• LIST OF TASKS:
1. Answer these questions about the text on Israel's coastal plain:
(a) Where does the Northern Coastal Plain end to the north?
(b) Which river marks the southern end of the Sharon plain?
(c) How is the Besor region described?
2. List every city the text on Israel's coastal plain names for the Central Coastal Plain.
3. From the text on Israel's coastal plain, reproduce word for word the passage that begins at "The Israeli Southern" and stops after "very sparsely populated.".

• TEXT SEGMENT:
********************

The coastal plain includes the following geographical regions (from north to south):

===Northern Coastal Plain===
The Northern Coastal Plain or Plain of Asher stretches from Israel's third-largest city, Haifa, northwards to Rosh HaNikra on the Israel-Lebanon border. It separates the Western Galilee and the Jezreel Valley from the Mediterranean. Its southern segment borders the Jezreel Valley and is known as the Plain of Zebulun. It is a fertile region containing the city of Nahariya and many moshavim and kibbutzim. There are many small islands and islets off the coast in this region. Often regarded as a separate region is the Acre coastal plain, which is crowded with urban areas including Acre and the northern suburbs of Haifa, known as the Krayot, as well as more agricultural areas.

===Hof HaCarmel===
The Hof HaCarmel (lit. "Carmel Coast") region is the Northern Coastal Plain section stretching along the Mount Carmel range, from Haifa (more exactly: Rosh HaCarmel, the Mount Carmel cape that reaches almost all the way to the sea), down to Nahal Taninim south of Zikhron Ya'akov. The soil of the Hof HaCarmel plain is rich and apart from the main city of Haifa in the north, most settlement here is made up of farming communities. The Hof HaCarmel Regional Council is an administrative unit which largely, but not fully, corresponds to the Hof HaCarmel geographic region.

===Sharon Plain===
The Sharon plain is the next stage down the Coastal Plain, running from Nahal Taninim (Zikhron Ya'akov) to Tel Aviv's Yarkon River. This area is Israel's most densely populated, containing a number of large towns and cities including Netanya and Herzliya as well as smaller communities inland.

===Central Coastal Plain===
The Israel's Central Coastal Plain also known as Judean Coastal Plain, is running from northern Tel Aviv's Yarkon River to the northern tip of the Gaza Strip marked by Nahal Shikma, the Central Coastal Plain contains cities such as Bat Yam, Rishon LeZion, Ashdod and Ashkelon, as well as agricultural communities.

===Southern Coastal Plain===
The Southern Coastal Plain, also known as the Negev Coastal Plain, extends south and southwest from the mouth of Nahal Lachish and merges with the coastal plain of the Sinai Peninsula. The physical geographical region crosses political boundaries, encompassing parts of Israel and the Gaza Strip.

The Israeli Southern Coastal Plain is divided into two subdivisions:
- the Besor region, a savanna-type area with a relatively large number of communities, in the north
- the Agur-Halutza region in the south which is very sparsely populated.

********************

• EXTRACTED INFORMATION:
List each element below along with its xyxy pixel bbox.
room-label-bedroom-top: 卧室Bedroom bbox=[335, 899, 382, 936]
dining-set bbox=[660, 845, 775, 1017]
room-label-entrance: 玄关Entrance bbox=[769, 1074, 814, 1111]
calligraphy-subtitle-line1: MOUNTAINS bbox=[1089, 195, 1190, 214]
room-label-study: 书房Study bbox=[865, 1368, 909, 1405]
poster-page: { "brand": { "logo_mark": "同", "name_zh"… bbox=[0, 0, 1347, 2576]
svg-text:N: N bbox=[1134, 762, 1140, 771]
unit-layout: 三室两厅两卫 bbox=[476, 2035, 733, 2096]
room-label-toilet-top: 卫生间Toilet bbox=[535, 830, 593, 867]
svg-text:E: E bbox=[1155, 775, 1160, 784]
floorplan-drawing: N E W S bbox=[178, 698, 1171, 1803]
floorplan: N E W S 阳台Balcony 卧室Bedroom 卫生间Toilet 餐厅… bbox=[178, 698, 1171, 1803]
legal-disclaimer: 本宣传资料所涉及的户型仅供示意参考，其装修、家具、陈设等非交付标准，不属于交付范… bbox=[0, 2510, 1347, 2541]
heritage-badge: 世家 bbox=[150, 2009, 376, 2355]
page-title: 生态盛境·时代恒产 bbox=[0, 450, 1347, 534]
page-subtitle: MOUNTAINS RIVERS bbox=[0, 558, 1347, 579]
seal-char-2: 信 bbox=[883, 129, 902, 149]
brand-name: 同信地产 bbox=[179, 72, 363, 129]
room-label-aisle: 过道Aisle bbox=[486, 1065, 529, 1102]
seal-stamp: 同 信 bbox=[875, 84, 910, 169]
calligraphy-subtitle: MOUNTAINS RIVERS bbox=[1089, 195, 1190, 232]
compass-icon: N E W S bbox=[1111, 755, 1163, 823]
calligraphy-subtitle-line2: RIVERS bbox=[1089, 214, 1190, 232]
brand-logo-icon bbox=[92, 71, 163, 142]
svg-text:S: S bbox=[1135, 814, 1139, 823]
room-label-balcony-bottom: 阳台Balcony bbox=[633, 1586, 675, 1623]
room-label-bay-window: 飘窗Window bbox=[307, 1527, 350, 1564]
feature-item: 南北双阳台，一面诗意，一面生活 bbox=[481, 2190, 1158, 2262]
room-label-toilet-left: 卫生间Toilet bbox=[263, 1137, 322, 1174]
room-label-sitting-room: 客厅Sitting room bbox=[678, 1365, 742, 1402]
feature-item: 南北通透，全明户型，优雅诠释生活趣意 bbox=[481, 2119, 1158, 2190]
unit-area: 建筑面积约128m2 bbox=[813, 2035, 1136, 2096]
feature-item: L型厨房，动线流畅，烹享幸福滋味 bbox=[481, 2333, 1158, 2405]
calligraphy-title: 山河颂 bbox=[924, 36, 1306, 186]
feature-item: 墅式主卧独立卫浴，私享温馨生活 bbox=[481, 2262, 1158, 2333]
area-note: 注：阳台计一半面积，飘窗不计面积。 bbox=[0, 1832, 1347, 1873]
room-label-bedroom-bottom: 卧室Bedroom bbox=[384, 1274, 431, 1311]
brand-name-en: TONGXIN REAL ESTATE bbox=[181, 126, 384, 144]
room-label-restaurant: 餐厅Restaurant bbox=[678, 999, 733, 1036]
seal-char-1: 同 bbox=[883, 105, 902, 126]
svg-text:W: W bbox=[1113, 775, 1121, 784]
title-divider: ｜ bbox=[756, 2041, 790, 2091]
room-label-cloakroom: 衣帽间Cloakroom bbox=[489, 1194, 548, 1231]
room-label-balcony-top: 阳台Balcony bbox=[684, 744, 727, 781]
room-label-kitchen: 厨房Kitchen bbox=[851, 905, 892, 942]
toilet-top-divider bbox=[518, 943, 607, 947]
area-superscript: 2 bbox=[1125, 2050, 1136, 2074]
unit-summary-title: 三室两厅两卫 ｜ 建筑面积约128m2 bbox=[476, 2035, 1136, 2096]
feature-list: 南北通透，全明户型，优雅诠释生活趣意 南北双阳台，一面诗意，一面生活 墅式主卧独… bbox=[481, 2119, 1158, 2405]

********************

• ANSWER SECTION:
1.
(a) At Rosh HaNikra on the Israel-Lebanon border.
(b) Tel Aviv's Yarkon River.
(c) As a savanna-type area with a relatively large number of communities, in the north of the Israeli Southern Coastal Plain.

2. Bat Yam, Rishon LeZion, Ashdod, Ashkelon

3.
The Israeli Southern Coastal Plain is divided into two subdivisions:
- the Besor region, a savanna-type area with a relatively large number of communities, in the north
- the Agur-Halutza region in the south which is very sparsely populated.